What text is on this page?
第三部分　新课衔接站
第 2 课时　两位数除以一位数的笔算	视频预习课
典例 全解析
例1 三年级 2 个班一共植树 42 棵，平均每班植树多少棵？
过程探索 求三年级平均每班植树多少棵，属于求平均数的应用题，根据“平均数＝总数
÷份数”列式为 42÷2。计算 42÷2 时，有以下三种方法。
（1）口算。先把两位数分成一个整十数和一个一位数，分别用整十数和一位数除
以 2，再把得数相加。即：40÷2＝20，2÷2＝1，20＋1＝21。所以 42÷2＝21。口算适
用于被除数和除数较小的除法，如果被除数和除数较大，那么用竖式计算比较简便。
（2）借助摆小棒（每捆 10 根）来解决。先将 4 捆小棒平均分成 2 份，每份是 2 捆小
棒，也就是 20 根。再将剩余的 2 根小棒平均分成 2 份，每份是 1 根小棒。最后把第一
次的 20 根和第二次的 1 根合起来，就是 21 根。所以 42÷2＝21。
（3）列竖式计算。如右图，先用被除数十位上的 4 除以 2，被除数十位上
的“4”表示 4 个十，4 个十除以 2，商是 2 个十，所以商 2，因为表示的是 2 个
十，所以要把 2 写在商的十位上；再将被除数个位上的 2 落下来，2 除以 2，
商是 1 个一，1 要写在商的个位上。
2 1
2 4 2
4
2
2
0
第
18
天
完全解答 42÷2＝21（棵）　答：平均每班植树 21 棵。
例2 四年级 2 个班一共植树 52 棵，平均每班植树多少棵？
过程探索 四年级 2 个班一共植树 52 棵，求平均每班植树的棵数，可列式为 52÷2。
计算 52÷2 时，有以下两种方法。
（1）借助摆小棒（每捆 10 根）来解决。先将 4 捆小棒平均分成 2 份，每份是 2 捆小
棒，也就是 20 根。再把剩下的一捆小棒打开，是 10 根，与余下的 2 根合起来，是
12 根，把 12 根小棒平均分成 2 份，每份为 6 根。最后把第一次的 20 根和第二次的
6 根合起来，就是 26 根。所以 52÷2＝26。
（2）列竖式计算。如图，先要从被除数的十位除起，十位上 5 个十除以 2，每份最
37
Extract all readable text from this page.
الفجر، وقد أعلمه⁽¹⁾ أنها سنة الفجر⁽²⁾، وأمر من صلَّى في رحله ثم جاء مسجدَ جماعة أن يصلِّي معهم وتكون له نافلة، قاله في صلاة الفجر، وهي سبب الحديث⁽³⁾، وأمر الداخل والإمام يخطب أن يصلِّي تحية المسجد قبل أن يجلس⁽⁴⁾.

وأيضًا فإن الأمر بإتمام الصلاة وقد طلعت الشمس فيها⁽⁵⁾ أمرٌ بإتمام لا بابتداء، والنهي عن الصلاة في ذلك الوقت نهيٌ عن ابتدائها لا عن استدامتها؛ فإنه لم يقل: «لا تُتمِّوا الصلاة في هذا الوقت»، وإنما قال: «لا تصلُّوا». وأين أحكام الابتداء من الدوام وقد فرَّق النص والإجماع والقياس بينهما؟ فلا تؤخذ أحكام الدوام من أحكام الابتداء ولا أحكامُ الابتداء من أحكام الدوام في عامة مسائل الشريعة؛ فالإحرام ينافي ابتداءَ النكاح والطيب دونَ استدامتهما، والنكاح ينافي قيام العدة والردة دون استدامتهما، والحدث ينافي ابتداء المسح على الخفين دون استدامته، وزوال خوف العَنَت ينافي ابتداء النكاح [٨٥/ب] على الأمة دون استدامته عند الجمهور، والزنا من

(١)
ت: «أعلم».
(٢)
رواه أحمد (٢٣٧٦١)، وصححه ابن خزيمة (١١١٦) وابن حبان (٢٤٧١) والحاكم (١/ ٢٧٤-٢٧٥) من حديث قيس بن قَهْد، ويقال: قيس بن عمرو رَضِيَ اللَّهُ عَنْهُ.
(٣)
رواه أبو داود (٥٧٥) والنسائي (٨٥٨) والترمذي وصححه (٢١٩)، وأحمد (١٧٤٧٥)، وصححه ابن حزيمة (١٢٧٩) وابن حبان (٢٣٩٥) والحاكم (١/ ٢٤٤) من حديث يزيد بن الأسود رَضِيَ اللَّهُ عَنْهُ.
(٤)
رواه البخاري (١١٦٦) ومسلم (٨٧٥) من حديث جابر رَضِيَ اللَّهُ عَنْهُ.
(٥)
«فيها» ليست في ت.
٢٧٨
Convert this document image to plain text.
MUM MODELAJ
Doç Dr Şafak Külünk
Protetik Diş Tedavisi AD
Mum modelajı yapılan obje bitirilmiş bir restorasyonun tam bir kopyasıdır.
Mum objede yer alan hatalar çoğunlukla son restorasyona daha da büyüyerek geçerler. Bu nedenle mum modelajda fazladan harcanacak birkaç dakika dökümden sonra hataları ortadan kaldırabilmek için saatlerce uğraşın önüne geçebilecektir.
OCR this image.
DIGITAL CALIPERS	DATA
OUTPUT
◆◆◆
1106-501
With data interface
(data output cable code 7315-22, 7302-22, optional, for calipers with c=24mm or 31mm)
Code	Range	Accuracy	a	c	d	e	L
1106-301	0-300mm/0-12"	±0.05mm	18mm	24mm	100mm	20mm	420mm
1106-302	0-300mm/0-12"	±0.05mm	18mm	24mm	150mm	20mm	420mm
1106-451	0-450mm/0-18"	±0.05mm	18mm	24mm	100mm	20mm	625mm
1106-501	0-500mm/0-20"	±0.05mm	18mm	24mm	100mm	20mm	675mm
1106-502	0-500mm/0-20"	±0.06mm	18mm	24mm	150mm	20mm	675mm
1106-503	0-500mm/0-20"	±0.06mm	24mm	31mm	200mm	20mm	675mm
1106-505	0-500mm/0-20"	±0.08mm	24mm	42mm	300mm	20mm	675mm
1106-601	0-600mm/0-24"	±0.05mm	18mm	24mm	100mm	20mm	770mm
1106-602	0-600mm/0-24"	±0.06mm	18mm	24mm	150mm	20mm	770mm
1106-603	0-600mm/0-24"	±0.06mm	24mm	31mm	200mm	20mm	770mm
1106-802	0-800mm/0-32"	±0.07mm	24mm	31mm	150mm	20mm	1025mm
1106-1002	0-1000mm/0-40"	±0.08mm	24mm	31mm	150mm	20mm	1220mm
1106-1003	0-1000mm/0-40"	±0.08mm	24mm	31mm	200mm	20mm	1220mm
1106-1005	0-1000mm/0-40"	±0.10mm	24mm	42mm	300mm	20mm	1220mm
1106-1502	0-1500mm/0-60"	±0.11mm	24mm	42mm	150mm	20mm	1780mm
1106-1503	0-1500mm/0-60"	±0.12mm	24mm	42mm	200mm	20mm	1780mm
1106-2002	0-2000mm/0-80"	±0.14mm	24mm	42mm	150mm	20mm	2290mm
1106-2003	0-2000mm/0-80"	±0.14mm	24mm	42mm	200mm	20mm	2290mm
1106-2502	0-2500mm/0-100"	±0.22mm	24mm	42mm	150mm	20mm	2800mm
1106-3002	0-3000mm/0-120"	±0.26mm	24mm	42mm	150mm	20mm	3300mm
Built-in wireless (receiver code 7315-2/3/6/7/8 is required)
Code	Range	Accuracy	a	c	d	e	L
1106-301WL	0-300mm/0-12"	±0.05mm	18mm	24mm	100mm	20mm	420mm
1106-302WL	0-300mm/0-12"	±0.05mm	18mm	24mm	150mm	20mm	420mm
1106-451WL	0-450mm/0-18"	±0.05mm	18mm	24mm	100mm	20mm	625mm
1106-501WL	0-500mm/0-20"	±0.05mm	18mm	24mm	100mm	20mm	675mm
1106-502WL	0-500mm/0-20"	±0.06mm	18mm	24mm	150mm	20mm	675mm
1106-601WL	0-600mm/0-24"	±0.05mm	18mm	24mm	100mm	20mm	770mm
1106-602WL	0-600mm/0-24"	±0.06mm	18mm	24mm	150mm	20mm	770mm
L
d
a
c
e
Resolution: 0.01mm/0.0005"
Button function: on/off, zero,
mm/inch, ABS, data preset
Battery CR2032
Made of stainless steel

[Goal]
Extract every line containing the string "列竖式计算" from the data above.

[Exercise result]
（3）列竖式计算。如右图，先用被除数十位上的 4 除以 2，被除数十位上
（2）列竖式计算。如图，先要从被除数的十位除起，十位上 5 个十除以 2，每份最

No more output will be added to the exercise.